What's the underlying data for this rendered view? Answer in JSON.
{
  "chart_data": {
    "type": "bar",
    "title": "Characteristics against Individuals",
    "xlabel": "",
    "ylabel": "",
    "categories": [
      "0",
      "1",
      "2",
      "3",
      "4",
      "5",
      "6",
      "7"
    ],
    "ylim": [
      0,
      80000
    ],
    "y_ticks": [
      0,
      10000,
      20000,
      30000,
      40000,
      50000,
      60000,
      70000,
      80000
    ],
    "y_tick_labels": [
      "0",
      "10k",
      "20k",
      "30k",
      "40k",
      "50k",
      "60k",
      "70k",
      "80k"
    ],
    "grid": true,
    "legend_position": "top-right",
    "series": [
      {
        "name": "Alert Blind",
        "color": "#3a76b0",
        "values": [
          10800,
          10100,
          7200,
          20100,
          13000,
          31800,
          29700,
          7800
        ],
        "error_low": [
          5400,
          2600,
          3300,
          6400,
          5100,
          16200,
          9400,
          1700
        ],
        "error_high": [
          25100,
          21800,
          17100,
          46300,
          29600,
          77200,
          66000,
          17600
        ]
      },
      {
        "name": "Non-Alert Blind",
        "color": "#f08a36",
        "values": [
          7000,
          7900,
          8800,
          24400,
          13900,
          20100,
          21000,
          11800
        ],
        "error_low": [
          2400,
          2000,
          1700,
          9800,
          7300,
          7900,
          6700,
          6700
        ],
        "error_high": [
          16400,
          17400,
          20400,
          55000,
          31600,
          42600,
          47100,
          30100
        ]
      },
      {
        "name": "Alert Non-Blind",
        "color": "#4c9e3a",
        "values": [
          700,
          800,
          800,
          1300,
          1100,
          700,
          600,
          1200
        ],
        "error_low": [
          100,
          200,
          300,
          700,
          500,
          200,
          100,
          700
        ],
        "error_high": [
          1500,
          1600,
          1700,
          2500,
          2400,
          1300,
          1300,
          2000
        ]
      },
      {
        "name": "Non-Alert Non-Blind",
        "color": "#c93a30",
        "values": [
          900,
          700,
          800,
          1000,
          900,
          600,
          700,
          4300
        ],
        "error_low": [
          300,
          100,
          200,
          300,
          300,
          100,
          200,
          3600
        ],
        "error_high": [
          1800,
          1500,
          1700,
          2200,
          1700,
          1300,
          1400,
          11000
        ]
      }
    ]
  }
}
##############################
What to work on
Copy out all of the records above with nothing altered.

Result of this task
What's the underlying data for this rendered view? Answer in JSON.
{
  "chart_data": {
    "type": "bar",
    "title": "Characteristics against Individuals",
    "xlabel": "",
    "ylabel": "",
    "categories": [
      "0",
      "1",
      "2",
      "3",
      "4",
      "5",
      "6",
      "7"
    ],
    "ylim": [
      0,
      80000
    ],
    "y_ticks": [
      0,
      10000,
      20000,
      30000,
      40000,
      50000,
      60000,
      70000,
      80000
    ],
    "y_tick_labels": [
      "0",
      "10k",
      "20k",
      "30k",
      "40k",
      "50k",
      "60k",
      "70k",
      "80k"
    ],
    "grid": true,
    "legend_position": "top-right",
    "series": [
      {
        "name": "Alert Blind",
        "color": "#3a76b0",
        "values": [
          10800,
          10100,
          7200,
          20100,
          13000,
          31800,
          29700,
          7800
        ],
        "error_low": [
          5400,
          2600,
          3300,
          6400,
          5100,
          16200,
          9400,
          1700
        ],
        "error_high": [
          25100,
          21800,
          17100,
          46300,
          29600,
          77200,
          66000,
          17600
        ]
      },
      {
        "name": "Non-Alert Blind",
        "color": "#f08a36",
        "values": [
          7000,
          7900,
          8800,
          24400,
          13900,
          20100,
          21000,
          11800
        ],
        "error_low": [
          2400,
          2000,
          1700,
          9800,
          7300,
          7900,
          6700,
          6700
        ],
        "error_high": [
          16400,
          17400,
          20400,
          55000,
          31600,
          42600,
          47100,
          30100
        ]
      },
      {
        "name": "Alert Non-Blind",
        "color": "#4c9e3a",
        "values": [
          700,
          800,
          800,
          1300,
          1100,
          700,
          600,
          1200
        ],
        "error_low": [
          100,
          200,
          300,
          700,
          500,
          200,
          100,
          700
        ],
        "error_high": [
          1500,
          1600,
          1700,
          2500,
          2400,
          1300,
          1300,
          2000
        ]
      },
      {
        "name": "Non-Alert Non-Blind",
        "color": "#c93a30",
        "values": [
          900,
          700,
          800,
          1000,
          900,
          600,
          700,
          4300
        ],
        "error_low": [
          300,
          100,
          200,
          300,
          300,
          100,
          200,
          3600
        ],
        "error_high": [
          1800,
          1500,
          1700,
          2200,
          1700,
          1300,
          1400,
          11000
        ]
      }
    ]
  }
}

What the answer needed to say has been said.